● JOB
Can you retype every one of the entries below verbatim, line by line?

------------

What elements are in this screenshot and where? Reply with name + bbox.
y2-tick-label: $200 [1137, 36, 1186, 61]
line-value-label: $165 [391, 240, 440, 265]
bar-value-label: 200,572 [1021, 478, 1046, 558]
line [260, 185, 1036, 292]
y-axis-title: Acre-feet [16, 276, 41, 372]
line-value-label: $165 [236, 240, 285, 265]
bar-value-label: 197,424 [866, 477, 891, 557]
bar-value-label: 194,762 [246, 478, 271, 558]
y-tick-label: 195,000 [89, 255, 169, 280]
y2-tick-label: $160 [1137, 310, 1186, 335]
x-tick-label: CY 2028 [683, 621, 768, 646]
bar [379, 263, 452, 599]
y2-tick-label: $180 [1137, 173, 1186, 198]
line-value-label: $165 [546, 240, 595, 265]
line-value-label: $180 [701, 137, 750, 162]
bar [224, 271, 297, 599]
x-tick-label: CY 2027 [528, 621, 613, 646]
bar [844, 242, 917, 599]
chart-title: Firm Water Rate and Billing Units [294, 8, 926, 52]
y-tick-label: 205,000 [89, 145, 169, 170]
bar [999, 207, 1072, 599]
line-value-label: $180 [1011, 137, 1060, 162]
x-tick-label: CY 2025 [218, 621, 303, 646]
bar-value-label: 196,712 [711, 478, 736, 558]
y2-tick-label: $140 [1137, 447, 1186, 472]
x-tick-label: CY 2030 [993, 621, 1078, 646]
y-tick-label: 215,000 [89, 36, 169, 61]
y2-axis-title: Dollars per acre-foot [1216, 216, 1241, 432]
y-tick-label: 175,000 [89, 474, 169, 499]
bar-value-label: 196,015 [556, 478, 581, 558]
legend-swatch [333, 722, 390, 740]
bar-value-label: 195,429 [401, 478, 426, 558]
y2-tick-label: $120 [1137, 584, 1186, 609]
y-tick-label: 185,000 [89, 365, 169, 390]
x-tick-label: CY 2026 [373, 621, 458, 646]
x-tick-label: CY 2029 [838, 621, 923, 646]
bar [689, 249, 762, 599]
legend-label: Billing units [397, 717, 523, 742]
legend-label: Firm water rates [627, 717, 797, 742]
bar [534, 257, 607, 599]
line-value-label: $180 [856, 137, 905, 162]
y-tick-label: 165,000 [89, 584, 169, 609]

------------

● REPLY
What elements are in this screenshot and where? Reply with name + bbox.
y2-tick-label: $200 [1137, 36, 1186, 61]
line-value-label: $165 [391, 240, 440, 265]
bar-value-label: 200,572 [1021, 478, 1046, 558]
line [260, 185, 1036, 292]
y-axis-title: Acre-feet [16, 276, 41, 372]
line-value-label: $165 [236, 240, 285, 265]
bar-value-label: 197,424 [866, 477, 891, 557]
bar-value-label: 194,762 [246, 478, 271, 558]
y-tick-label: 195,000 [89, 255, 169, 280]
y2-tick-label: $160 [1137, 310, 1186, 335]
x-tick-label: CY 2028 [683, 621, 768, 646]
bar [379, 263, 452, 599]
y2-tick-label: $180 [1137, 173, 1186, 198]
line-value-label: $165 [546, 240, 595, 265]
line-value-label: $180 [701, 137, 750, 162]
bar [224, 271, 297, 599]
x-tick-label: CY 2027 [528, 621, 613, 646]
bar [844, 242, 917, 599]
chart-title: Firm Water Rate and Billing Units [294, 8, 926, 52]
y-tick-label: 205,000 [89, 145, 169, 170]
bar [999, 207, 1072, 599]
line-value-label: $180 [1011, 137, 1060, 162]
x-tick-label: CY 2025 [218, 621, 303, 646]
bar-value-label: 196,712 [711, 478, 736, 558]
y2-tick-label: $140 [1137, 447, 1186, 472]
x-tick-label: CY 2030 [993, 621, 1078, 646]
y-tick-label: 215,000 [89, 36, 169, 61]
y2-axis-title: Dollars per acre-foot [1216, 216, 1241, 432]
y-tick-label: 175,000 [89, 474, 169, 499]
bar-value-label: 196,015 [556, 478, 581, 558]
legend-swatch [333, 722, 390, 740]
bar-value-label: 195,429 [401, 478, 426, 558]
y2-tick-label: $120 [1137, 584, 1186, 609]
y-tick-label: 185,000 [89, 365, 169, 390]
x-tick-label: CY 2026 [373, 621, 458, 646]
x-tick-label: CY 2029 [838, 621, 923, 646]
bar [689, 249, 762, 599]
legend-label: Billing units [397, 717, 523, 742]
legend-label: Firm water rates [627, 717, 797, 742]
bar [534, 257, 607, 599]
line-value-label: $180 [856, 137, 905, 162]
y-tick-label: 165,000 [89, 584, 169, 609]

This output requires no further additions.